* _Requirement_
Copy out the data below as written; omit any images.
= = = =
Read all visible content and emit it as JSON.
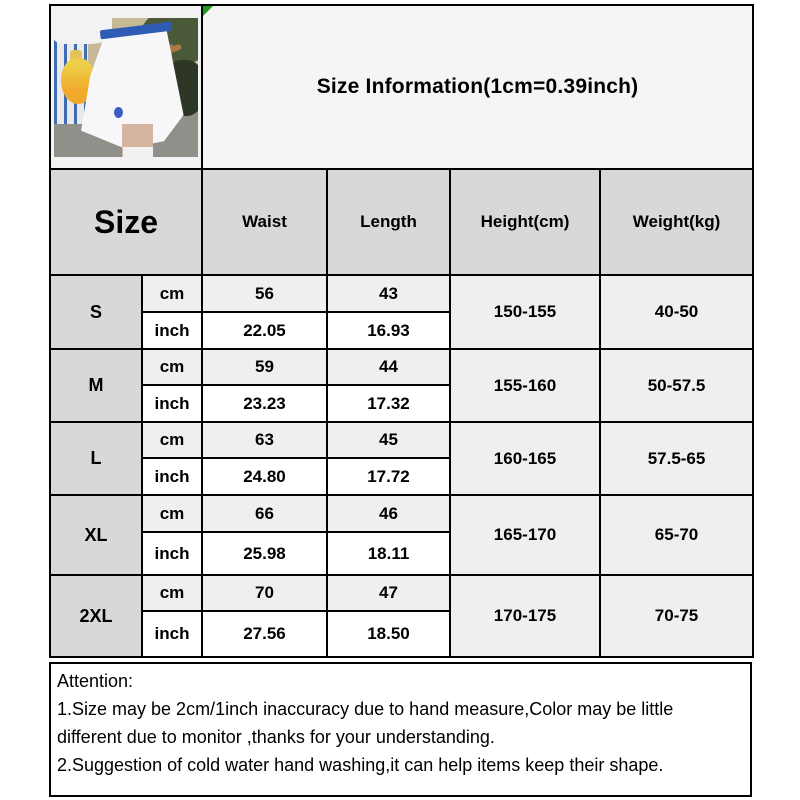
{
  "title": "Size Information(1cm=0.39inch)",
  "photo": {
    "description": "model wearing a white skirt with blue waistband, holding a yellow juice bag"
  },
  "table": {
    "headers": {
      "size": "Size",
      "waist": "Waist",
      "length": "Length",
      "height": "Height(cm)",
      "weight": "Weight(kg)"
    },
    "unit_labels": {
      "cm": "cm",
      "inch": "inch"
    },
    "rows": [
      {
        "size": "S",
        "cm_values": [
          "56",
          "43"
        ],
        "inch_values": [
          "22.05",
          "16.93"
        ],
        "height": "150-155",
        "weight": "40-50"
      },
      {
        "size": "M",
        "cm_values": [
          "59",
          "44"
        ],
        "inch_values": [
          "23.23",
          "17.32"
        ],
        "height": "155-160",
        "weight": "50-57.5"
      },
      {
        "size": "L",
        "cm_values": [
          "63",
          "45"
        ],
        "inch_values": [
          "24.80",
          "17.72"
        ],
        "height": "160-165",
        "weight": "57.5-65"
      },
      {
        "size": "XL",
        "cm_values": [
          "66",
          "46"
        ],
        "inch_values": [
          "25.98",
          "18.11"
        ],
        "height": "165-170",
        "weight": "65-70"
      },
      {
        "size": "2XL",
        "cm_values": [
          "70",
          "47"
        ],
        "inch_values": [
          "27.56",
          "18.50"
        ],
        "height": "170-175",
        "weight": "70-75"
      }
    ]
  },
  "attention": {
    "heading": "Attention:",
    "lines": [
      "1.Size may be 2cm/1inch inaccuracy due to hand measure,Color may be little",
      "different due to monitor ,thanks for your understanding.",
      "2.Suggestion of cold water hand washing,it can help items keep their shape."
    ]
  },
  "colors": {
    "header_gray": "#d8d8d8",
    "light_gray": "#efefef",
    "title_gray": "#f5f5f5",
    "waistband_blue": "#2e5cb5",
    "corner_flag_green": "#1d9b21",
    "border_black": "#000000"
  }
}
= = = =
* _Worked answer_
Read all visible content and emit it as JSON.
{
  "title": "Size Information(1cm=0.39inch)",
  "photo": {
    "description": "model wearing a white skirt with blue waistband, holding a yellow juice bag"
  },
  "table": {
    "headers": {
      "size": "Size",
      "waist": "Waist",
      "length": "Length",
      "height": "Height(cm)",
      "weight": "Weight(kg)"
    },
    "unit_labels": {
      "cm": "cm",
      "inch": "inch"
    },
    "rows": [
      {
        "size": "S",
        "cm_values": [
          "56",
          "43"
        ],
        "inch_values": [
          "22.05",
          "16.93"
        ],
        "height": "150-155",
        "weight": "40-50"
      },
      {
        "size": "M",
        "cm_values": [
          "59",
          "44"
        ],
        "inch_values": [
          "23.23",
          "17.32"
        ],
        "height": "155-160",
        "weight": "50-57.5"
      },
      {
        "size": "L",
        "cm_values": [
          "63",
          "45"
        ],
        "inch_values": [
          "24.80",
          "17.72"
        ],
        "height": "160-165",
        "weight": "57.5-65"
      },
      {
        "size": "XL",
        "cm_values": [
          "66",
          "46"
        ],
        "inch_values": [
          "25.98",
          "18.11"
        ],
        "height": "165-170",
        "weight": "65-70"
      },
      {
        "size": "2XL",
        "cm_values": [
          "70",
          "47"
        ],
        "inch_values": [
          "27.56",
          "18.50"
        ],
        "height": "170-175",
        "weight": "70-75"
      }
    ]
  },
  "attention": {
    "heading": "Attention:",
    "lines": [
      "1.Size may be 2cm/1inch inaccuracy due to hand measure,Color may be little",
      "different due to monitor ,thanks for your understanding.",
      "2.Suggestion of cold water hand washing,it can help items keep their shape."
    ]
  },
  "colors": {
    "header_gray": "#d8d8d8",
    "light_gray": "#efefef",
    "title_gray": "#f5f5f5",
    "waistband_blue": "#2e5cb5",
    "corner_flag_green": "#1d9b21",
    "border_black": "#000000"
  }
}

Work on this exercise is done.